* Start *

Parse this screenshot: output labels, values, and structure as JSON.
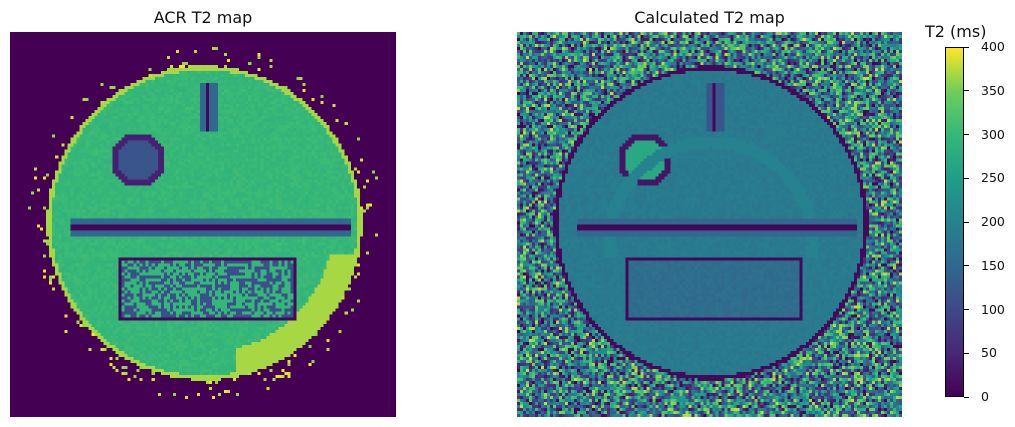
{
  "chart_data": [
    {
      "type": "heatmap",
      "title": "ACR T2 map",
      "colormap": "viridis",
      "vmin": 0,
      "vmax": 400,
      "background_value": 0,
      "phantom_body_value": 300,
      "rim_value": 370,
      "axes_visible": false
    },
    {
      "type": "heatmap",
      "title": "Calculated T2 map",
      "colormap": "viridis",
      "vmin": 0,
      "vmax": 400,
      "background_noise_range": [
        0,
        400
      ],
      "phantom_body_value": 185,
      "inner_circle_value": 270,
      "ring_value": 200,
      "axes_visible": false
    }
  ],
  "colorbar": {
    "label": "T2 (ms)",
    "ticks": [
      "0",
      "50",
      "100",
      "150",
      "200",
      "250",
      "300",
      "350",
      "400"
    ],
    "tick_values": [
      0,
      50,
      100,
      150,
      200,
      250,
      300,
      350,
      400
    ],
    "range": [
      0,
      400
    ],
    "colors": [
      "#440154",
      "#482878",
      "#3e4989",
      "#31688e",
      "#26828e",
      "#1f9e89",
      "#35b779",
      "#6ece58",
      "#fde725"
    ]
  }
}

* End *

Given exercise:
Repeat all the data as it stands, dropping any images it holds.

Result of this exercise:
Parse this screenshot: output labels, values, and structure as JSON.
{
  "chart_data": [
    {
      "type": "heatmap",
      "title": "ACR T2 map",
      "colormap": "viridis",
      "vmin": 0,
      "vmax": 400,
      "background_value": 0,
      "phantom_body_value": 300,
      "rim_value": 370,
      "axes_visible": false
    },
    {
      "type": "heatmap",
      "title": "Calculated T2 map",
      "colormap": "viridis",
      "vmin": 0,
      "vmax": 400,
      "background_noise_range": [
        0,
        400
      ],
      "phantom_body_value": 185,
      "inner_circle_value": 270,
      "ring_value": 200,
      "axes_visible": false
    }
  ],
  "colorbar": {
    "label": "T2 (ms)",
    "ticks": [
      "0",
      "50",
      "100",
      "150",
      "200",
      "250",
      "300",
      "350",
      "400"
    ],
    "tick_values": [
      0,
      50,
      100,
      150,
      200,
      250,
      300,
      350,
      400
    ],
    "range": [
      0,
      400
    ],
    "colors": [
      "#440154",
      "#482878",
      "#3e4989",
      "#31688e",
      "#26828e",
      "#1f9e89",
      "#35b779",
      "#6ece58",
      "#fde725"
    ]
  }
}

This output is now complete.